Work required
Quote all entries in full, exactly.

Input for this task

--- start ---

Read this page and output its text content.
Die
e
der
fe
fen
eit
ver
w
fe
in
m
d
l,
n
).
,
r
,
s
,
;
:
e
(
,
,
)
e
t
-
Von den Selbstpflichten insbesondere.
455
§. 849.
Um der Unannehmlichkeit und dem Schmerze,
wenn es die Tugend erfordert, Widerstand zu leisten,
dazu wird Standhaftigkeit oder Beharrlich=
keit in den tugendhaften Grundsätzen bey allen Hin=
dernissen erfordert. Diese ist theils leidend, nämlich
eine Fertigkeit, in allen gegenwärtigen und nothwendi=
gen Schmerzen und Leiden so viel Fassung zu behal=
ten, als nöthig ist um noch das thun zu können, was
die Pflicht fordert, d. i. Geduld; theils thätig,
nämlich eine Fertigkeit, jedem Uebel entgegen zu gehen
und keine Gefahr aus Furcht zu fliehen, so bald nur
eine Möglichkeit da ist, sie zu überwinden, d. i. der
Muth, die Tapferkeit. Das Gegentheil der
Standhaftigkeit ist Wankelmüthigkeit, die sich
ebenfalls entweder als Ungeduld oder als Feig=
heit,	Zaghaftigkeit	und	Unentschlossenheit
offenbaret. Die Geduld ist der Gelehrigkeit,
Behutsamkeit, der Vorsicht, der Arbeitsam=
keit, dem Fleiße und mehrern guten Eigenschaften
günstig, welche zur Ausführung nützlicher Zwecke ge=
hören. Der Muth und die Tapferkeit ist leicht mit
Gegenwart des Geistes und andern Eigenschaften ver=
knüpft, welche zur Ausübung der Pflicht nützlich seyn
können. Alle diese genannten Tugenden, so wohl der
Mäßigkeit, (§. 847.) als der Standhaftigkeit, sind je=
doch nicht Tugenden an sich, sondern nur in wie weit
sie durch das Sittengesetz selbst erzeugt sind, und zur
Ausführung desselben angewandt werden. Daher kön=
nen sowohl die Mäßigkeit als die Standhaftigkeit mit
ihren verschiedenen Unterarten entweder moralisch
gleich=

--- end ---

Right answer
Read this page and output its text content.
Die
e
der
fe
fen
eit
ver
w
fe
in
m
d
l,
n
).
,
r
,
s
,
;
:
e
(
,
,
)
e
t
-
Von den Selbstpflichten insbesondere.
455
§. 849.
Um der Unannehmlichkeit und dem Schmerze,
wenn es die Tugend erfordert, Widerstand zu leisten,
dazu wird Standhaftigkeit oder Beharrlich=
keit in den tugendhaften Grundsätzen bey allen Hin=
dernissen erfordert. Diese ist theils leidend, nämlich
eine Fertigkeit, in allen gegenwärtigen und nothwendi=
gen Schmerzen und Leiden so viel Fassung zu behal=
ten, als nöthig ist um noch das thun zu können, was
die Pflicht fordert, d. i. Geduld; theils thätig,
nämlich eine Fertigkeit, jedem Uebel entgegen zu gehen
und keine Gefahr aus Furcht zu fliehen, so bald nur
eine Möglichkeit da ist, sie zu überwinden, d. i. der
Muth, die Tapferkeit. Das Gegentheil der
Standhaftigkeit ist Wankelmüthigkeit, die sich
ebenfalls entweder als Ungeduld oder als Feig=
heit,	Zaghaftigkeit	und	Unentschlossenheit
offenbaret. Die Geduld ist der Gelehrigkeit,
Behutsamkeit, der Vorsicht, der Arbeitsam=
keit, dem Fleiße und mehrern guten Eigenschaften
günstig, welche zur Ausführung nützlicher Zwecke ge=
hören. Der Muth und die Tapferkeit ist leicht mit
Gegenwart des Geistes und andern Eigenschaften ver=
knüpft, welche zur Ausübung der Pflicht nützlich seyn
können. Alle diese genannten Tugenden, so wohl der
Mäßigkeit, (§. 847.) als der Standhaftigkeit, sind je=
doch nicht Tugenden an sich, sondern nur in wie weit
sie durch das Sittengesetz selbst erzeugt sind, und zur
Ausführung desselben angewandt werden. Daher kön=
nen sowohl die Mäßigkeit als die Standhaftigkeit mit
ihren verschiedenen Unterarten entweder moralisch
gleich=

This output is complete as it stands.